--- begin Provided records ---
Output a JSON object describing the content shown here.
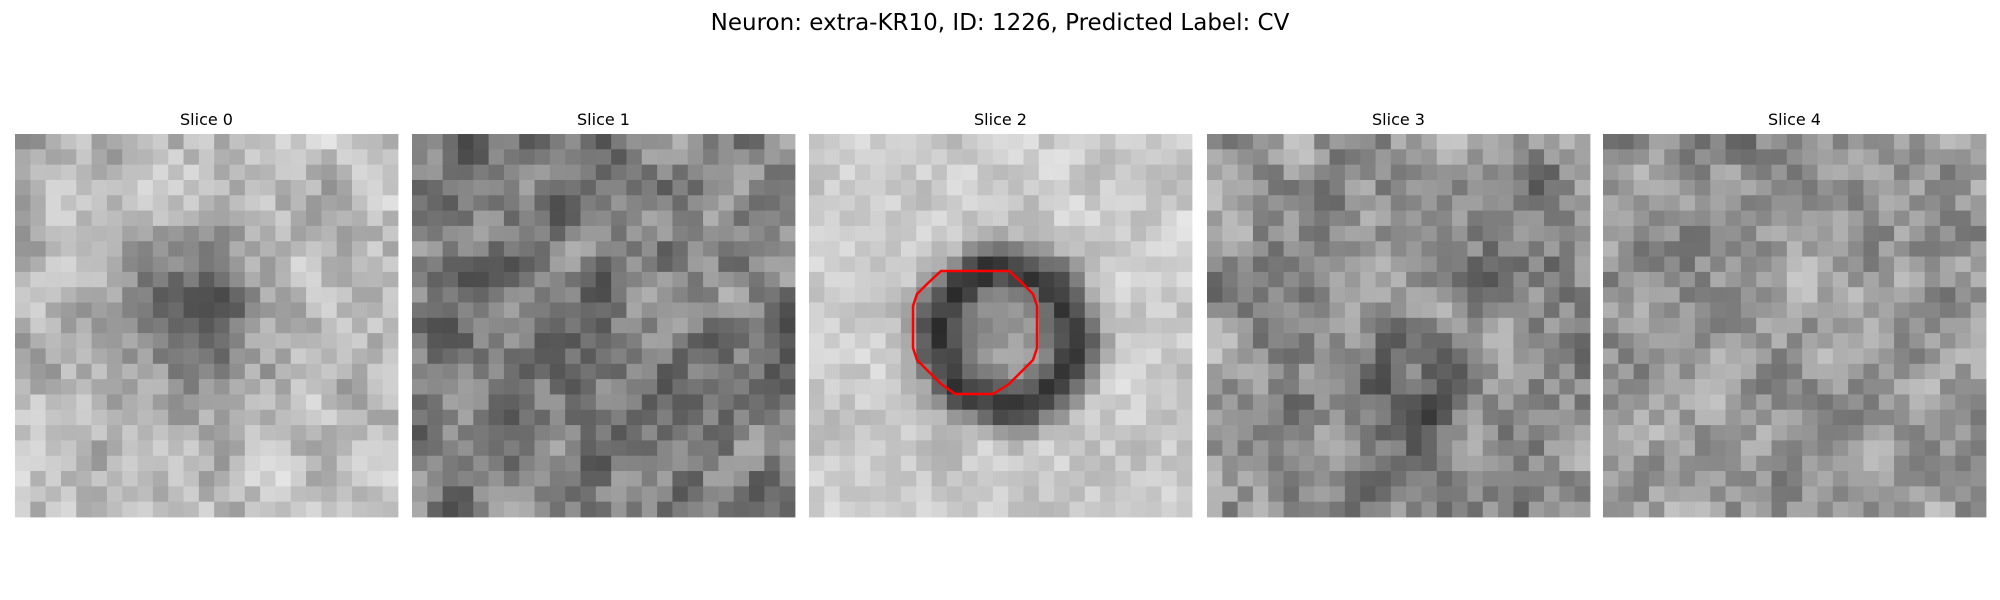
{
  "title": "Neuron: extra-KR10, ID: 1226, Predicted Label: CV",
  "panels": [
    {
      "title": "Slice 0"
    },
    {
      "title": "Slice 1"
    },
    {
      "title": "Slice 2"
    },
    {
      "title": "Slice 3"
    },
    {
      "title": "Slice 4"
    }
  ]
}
--- end Provided records ---
Exercise goal => Output all of the entries verbatim, leaving out any images.

Response to this task =>
Output a JSON object describing the content shown here.
{
  "title": "Neuron: extra-KR10, ID: 1226, Predicted Label: CV",
  "panels": [
    {
      "title": "Slice 0"
    },
    {
      "title": "Slice 1"
    },
    {
      "title": "Slice 2"
    },
    {
      "title": "Slice 3"
    },
    {
      "title": "Slice 4"
    }
  ]
}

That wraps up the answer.